======== Records to use ========

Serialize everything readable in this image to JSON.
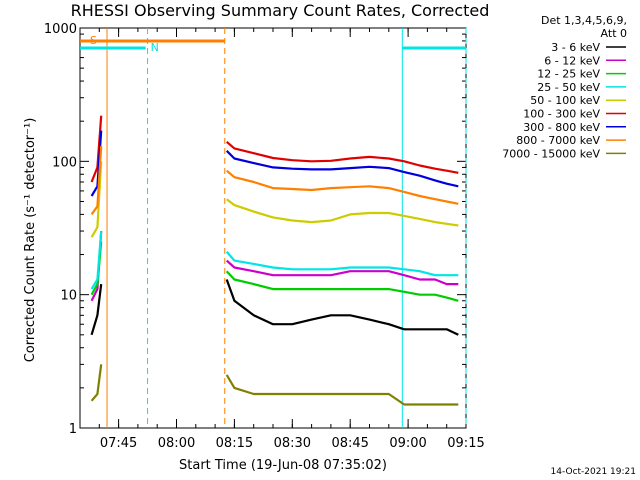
{
  "chart_data": {
    "type": "line",
    "title": "RHESSI Observing Summary Count Rates, Corrected",
    "xlabel": "Start Time (19-Jun-08 07:35:02)",
    "ylabel": "Corrected Count Rate (s⁻¹ detector⁻¹)",
    "x_unit": "minutes after 07:35:02",
    "xlim": [
      0,
      100
    ],
    "ylim": [
      1,
      1000
    ],
    "yscale": "log",
    "x_ticks": [
      {
        "t": 10,
        "label": "07:45"
      },
      {
        "t": 25,
        "label": "08:00"
      },
      {
        "t": 40,
        "label": "08:15"
      },
      {
        "t": 55,
        "label": "08:30"
      },
      {
        "t": 70,
        "label": "08:45"
      },
      {
        "t": 85,
        "label": "09:00"
      },
      {
        "t": 100,
        "label": "09:15"
      }
    ],
    "y_ticks": [
      {
        "v": 1,
        "label": "1"
      },
      {
        "v": 10,
        "label": "10"
      },
      {
        "v": 100,
        "label": "100"
      },
      {
        "v": 1000,
        "label": "1000"
      }
    ],
    "legend_header": [
      "Det 1,3,4,5,6,9,",
      "Att 0"
    ],
    "legend_position": "right",
    "series": [
      {
        "name": "3 - 6 keV",
        "color": "#000000",
        "x": [
          0,
          3,
          4.5,
          5.5,
          37.5,
          38,
          40,
          45,
          50,
          55,
          60,
          65,
          70,
          75,
          80,
          84,
          88,
          92,
          95,
          98
        ],
        "values": [
          null,
          5,
          7,
          12,
          null,
          13,
          9,
          7,
          6,
          6,
          6.5,
          7,
          7,
          6.5,
          6,
          5.5,
          5.5,
          5.5,
          5.5,
          5
        ]
      },
      {
        "name": "6 - 12 keV",
        "color": "#cc00cc",
        "x": [
          0,
          3,
          4.5,
          5.5,
          37.5,
          38,
          40,
          45,
          50,
          55,
          60,
          65,
          70,
          75,
          80,
          84,
          88,
          92,
          95,
          98
        ],
        "values": [
          null,
          9,
          11,
          30,
          null,
          18,
          16,
          15,
          14,
          14,
          14,
          14,
          15,
          15,
          15,
          14,
          13,
          13,
          12,
          12
        ]
      },
      {
        "name": "12 - 25 keV",
        "color": "#00cc00",
        "x": [
          0,
          3,
          4.5,
          5.5,
          37.5,
          38,
          40,
          45,
          50,
          55,
          60,
          65,
          70,
          75,
          80,
          84,
          88,
          92,
          95,
          98
        ],
        "values": [
          null,
          10,
          12,
          25,
          null,
          15,
          13,
          12,
          11,
          11,
          11,
          11,
          11,
          11,
          11,
          10.5,
          10,
          10,
          9.5,
          9
        ]
      },
      {
        "name": "25 - 50 keV",
        "color": "#00e5e5",
        "x": [
          0,
          3,
          4.5,
          5.5,
          37.5,
          38,
          40,
          45,
          50,
          55,
          60,
          65,
          70,
          75,
          80,
          84,
          88,
          92,
          95,
          98
        ],
        "values": [
          null,
          11,
          13,
          30,
          null,
          21,
          18,
          17,
          16,
          15.5,
          15.5,
          15.5,
          16,
          16,
          16,
          15.5,
          15,
          14,
          14,
          14
        ]
      },
      {
        "name": "50 - 100 keV",
        "color": "#cccc00",
        "x": [
          0,
          3,
          4.5,
          5.5,
          37.5,
          38,
          40,
          45,
          50,
          55,
          60,
          65,
          70,
          75,
          80,
          84,
          88,
          92,
          95,
          98
        ],
        "values": [
          null,
          27,
          32,
          100,
          null,
          52,
          47,
          42,
          38,
          36,
          35,
          36,
          40,
          41,
          41,
          39,
          37,
          35,
          34,
          33
        ]
      },
      {
        "name": "100 - 300 keV",
        "color": "#e00000",
        "x": [
          0,
          3,
          4.5,
          5.5,
          37.5,
          38,
          40,
          45,
          50,
          55,
          60,
          65,
          70,
          75,
          80,
          84,
          88,
          92,
          95,
          98
        ],
        "values": [
          null,
          70,
          90,
          220,
          null,
          140,
          125,
          115,
          106,
          102,
          100,
          101,
          105,
          108,
          105,
          100,
          93,
          88,
          85,
          82
        ]
      },
      {
        "name": "300 - 800 keV",
        "color": "#0000dd",
        "x": [
          0,
          3,
          4.5,
          5.5,
          37.5,
          38,
          40,
          45,
          50,
          55,
          60,
          65,
          70,
          75,
          80,
          84,
          88,
          92,
          95,
          98
        ],
        "values": [
          null,
          55,
          65,
          170,
          null,
          120,
          105,
          97,
          90,
          88,
          87,
          87,
          89,
          91,
          89,
          83,
          78,
          72,
          68,
          65
        ]
      },
      {
        "name": "800 - 7000 keV",
        "color": "#ff8000",
        "x": [
          0,
          3,
          4.5,
          5.5,
          37.5,
          38,
          40,
          45,
          50,
          55,
          60,
          65,
          70,
          75,
          80,
          84,
          88,
          92,
          95,
          98
        ],
        "values": [
          null,
          40,
          46,
          130,
          null,
          85,
          76,
          70,
          63,
          62,
          61,
          63,
          64,
          65,
          63,
          59,
          55,
          52,
          50,
          48
        ]
      },
      {
        "name": "7000 - 15000 keV",
        "color": "#808000",
        "x": [
          0,
          3,
          4.5,
          5.5,
          37.5,
          38,
          40,
          45,
          50,
          55,
          60,
          65,
          70,
          75,
          80,
          84,
          88,
          92,
          95,
          98
        ],
        "values": [
          null,
          1.6,
          1.8,
          3,
          null,
          2.5,
          2,
          1.8,
          1.8,
          1.8,
          1.8,
          1.8,
          1.8,
          1.8,
          1.8,
          1.5,
          1.5,
          1.5,
          1.5,
          1.5
        ]
      }
    ],
    "attenuator_flags": [
      {
        "label": "S",
        "start": 0,
        "end": 37.5,
        "level": "upper",
        "color": "#ff8000"
      },
      {
        "label": "N",
        "start": 0,
        "end": 17,
        "level": "lower",
        "color": "#00e5e5"
      },
      {
        "label": "",
        "start": 83.5,
        "end": 100,
        "level": "lower",
        "color": "#00e5e5"
      }
    ],
    "markers": [
      {
        "t": 7,
        "style": "solid",
        "color": "#ff8000"
      },
      {
        "t": 17.5,
        "style": "dashed",
        "color": "#00e5e5"
      },
      {
        "t": 37.5,
        "style": "dashed",
        "color": "#ff8000"
      },
      {
        "t": 83.5,
        "style": "solid",
        "color": "#00e5e5"
      },
      {
        "t": 100,
        "style": "dashed",
        "color": "#00e5e5"
      }
    ],
    "grid": false
  },
  "timestamp": "14-Oct-2021 19:21"
}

========

Reproduce every record above exactly, but leave out the pictures.

- [Solution to this problem]:
Serialize everything readable in this image to JSON.
{
  "chart_data": {
    "type": "line",
    "title": "RHESSI Observing Summary Count Rates, Corrected",
    "xlabel": "Start Time (19-Jun-08 07:35:02)",
    "ylabel": "Corrected Count Rate (s⁻¹ detector⁻¹)",
    "x_unit": "minutes after 07:35:02",
    "xlim": [
      0,
      100
    ],
    "ylim": [
      1,
      1000
    ],
    "yscale": "log",
    "x_ticks": [
      {
        "t": 10,
        "label": "07:45"
      },
      {
        "t": 25,
        "label": "08:00"
      },
      {
        "t": 40,
        "label": "08:15"
      },
      {
        "t": 55,
        "label": "08:30"
      },
      {
        "t": 70,
        "label": "08:45"
      },
      {
        "t": 85,
        "label": "09:00"
      },
      {
        "t": 100,
        "label": "09:15"
      }
    ],
    "y_ticks": [
      {
        "v": 1,
        "label": "1"
      },
      {
        "v": 10,
        "label": "10"
      },
      {
        "v": 100,
        "label": "100"
      },
      {
        "v": 1000,
        "label": "1000"
      }
    ],
    "legend_header": [
      "Det 1,3,4,5,6,9,",
      "Att 0"
    ],
    "legend_position": "right",
    "series": [
      {
        "name": "3 - 6 keV",
        "color": "#000000",
        "x": [
          0,
          3,
          4.5,
          5.5,
          37.5,
          38,
          40,
          45,
          50,
          55,
          60,
          65,
          70,
          75,
          80,
          84,
          88,
          92,
          95,
          98
        ],
        "values": [
          null,
          5,
          7,
          12,
          null,
          13,
          9,
          7,
          6,
          6,
          6.5,
          7,
          7,
          6.5,
          6,
          5.5,
          5.5,
          5.5,
          5.5,
          5
        ]
      },
      {
        "name": "6 - 12 keV",
        "color": "#cc00cc",
        "x": [
          0,
          3,
          4.5,
          5.5,
          37.5,
          38,
          40,
          45,
          50,
          55,
          60,
          65,
          70,
          75,
          80,
          84,
          88,
          92,
          95,
          98
        ],
        "values": [
          null,
          9,
          11,
          30,
          null,
          18,
          16,
          15,
          14,
          14,
          14,
          14,
          15,
          15,
          15,
          14,
          13,
          13,
          12,
          12
        ]
      },
      {
        "name": "12 - 25 keV",
        "color": "#00cc00",
        "x": [
          0,
          3,
          4.5,
          5.5,
          37.5,
          38,
          40,
          45,
          50,
          55,
          60,
          65,
          70,
          75,
          80,
          84,
          88,
          92,
          95,
          98
        ],
        "values": [
          null,
          10,
          12,
          25,
          null,
          15,
          13,
          12,
          11,
          11,
          11,
          11,
          11,
          11,
          11,
          10.5,
          10,
          10,
          9.5,
          9
        ]
      },
      {
        "name": "25 - 50 keV",
        "color": "#00e5e5",
        "x": [
          0,
          3,
          4.5,
          5.5,
          37.5,
          38,
          40,
          45,
          50,
          55,
          60,
          65,
          70,
          75,
          80,
          84,
          88,
          92,
          95,
          98
        ],
        "values": [
          null,
          11,
          13,
          30,
          null,
          21,
          18,
          17,
          16,
          15.5,
          15.5,
          15.5,
          16,
          16,
          16,
          15.5,
          15,
          14,
          14,
          14
        ]
      },
      {
        "name": "50 - 100 keV",
        "color": "#cccc00",
        "x": [
          0,
          3,
          4.5,
          5.5,
          37.5,
          38,
          40,
          45,
          50,
          55,
          60,
          65,
          70,
          75,
          80,
          84,
          88,
          92,
          95,
          98
        ],
        "values": [
          null,
          27,
          32,
          100,
          null,
          52,
          47,
          42,
          38,
          36,
          35,
          36,
          40,
          41,
          41,
          39,
          37,
          35,
          34,
          33
        ]
      },
      {
        "name": "100 - 300 keV",
        "color": "#e00000",
        "x": [
          0,
          3,
          4.5,
          5.5,
          37.5,
          38,
          40,
          45,
          50,
          55,
          60,
          65,
          70,
          75,
          80,
          84,
          88,
          92,
          95,
          98
        ],
        "values": [
          null,
          70,
          90,
          220,
          null,
          140,
          125,
          115,
          106,
          102,
          100,
          101,
          105,
          108,
          105,
          100,
          93,
          88,
          85,
          82
        ]
      },
      {
        "name": "300 - 800 keV",
        "color": "#0000dd",
        "x": [
          0,
          3,
          4.5,
          5.5,
          37.5,
          38,
          40,
          45,
          50,
          55,
          60,
          65,
          70,
          75,
          80,
          84,
          88,
          92,
          95,
          98
        ],
        "values": [
          null,
          55,
          65,
          170,
          null,
          120,
          105,
          97,
          90,
          88,
          87,
          87,
          89,
          91,
          89,
          83,
          78,
          72,
          68,
          65
        ]
      },
      {
        "name": "800 - 7000 keV",
        "color": "#ff8000",
        "x": [
          0,
          3,
          4.5,
          5.5,
          37.5,
          38,
          40,
          45,
          50,
          55,
          60,
          65,
          70,
          75,
          80,
          84,
          88,
          92,
          95,
          98
        ],
        "values": [
          null,
          40,
          46,
          130,
          null,
          85,
          76,
          70,
          63,
          62,
          61,
          63,
          64,
          65,
          63,
          59,
          55,
          52,
          50,
          48
        ]
      },
      {
        "name": "7000 - 15000 keV",
        "color": "#808000",
        "x": [
          0,
          3,
          4.5,
          5.5,
          37.5,
          38,
          40,
          45,
          50,
          55,
          60,
          65,
          70,
          75,
          80,
          84,
          88,
          92,
          95,
          98
        ],
        "values": [
          null,
          1.6,
          1.8,
          3,
          null,
          2.5,
          2,
          1.8,
          1.8,
          1.8,
          1.8,
          1.8,
          1.8,
          1.8,
          1.8,
          1.5,
          1.5,
          1.5,
          1.5,
          1.5
        ]
      }
    ],
    "attenuator_flags": [
      {
        "label": "S",
        "start": 0,
        "end": 37.5,
        "level": "upper",
        "color": "#ff8000"
      },
      {
        "label": "N",
        "start": 0,
        "end": 17,
        "level": "lower",
        "color": "#00e5e5"
      },
      {
        "label": "",
        "start": 83.5,
        "end": 100,
        "level": "lower",
        "color": "#00e5e5"
      }
    ],
    "markers": [
      {
        "t": 7,
        "style": "solid",
        "color": "#ff8000"
      },
      {
        "t": 17.5,
        "style": "dashed",
        "color": "#00e5e5"
      },
      {
        "t": 37.5,
        "style": "dashed",
        "color": "#ff8000"
      },
      {
        "t": 83.5,
        "style": "solid",
        "color": "#00e5e5"
      },
      {
        "t": 100,
        "style": "dashed",
        "color": "#00e5e5"
      }
    ],
    "grid": false
  },
  "timestamp": "14-Oct-2021 19:21"
}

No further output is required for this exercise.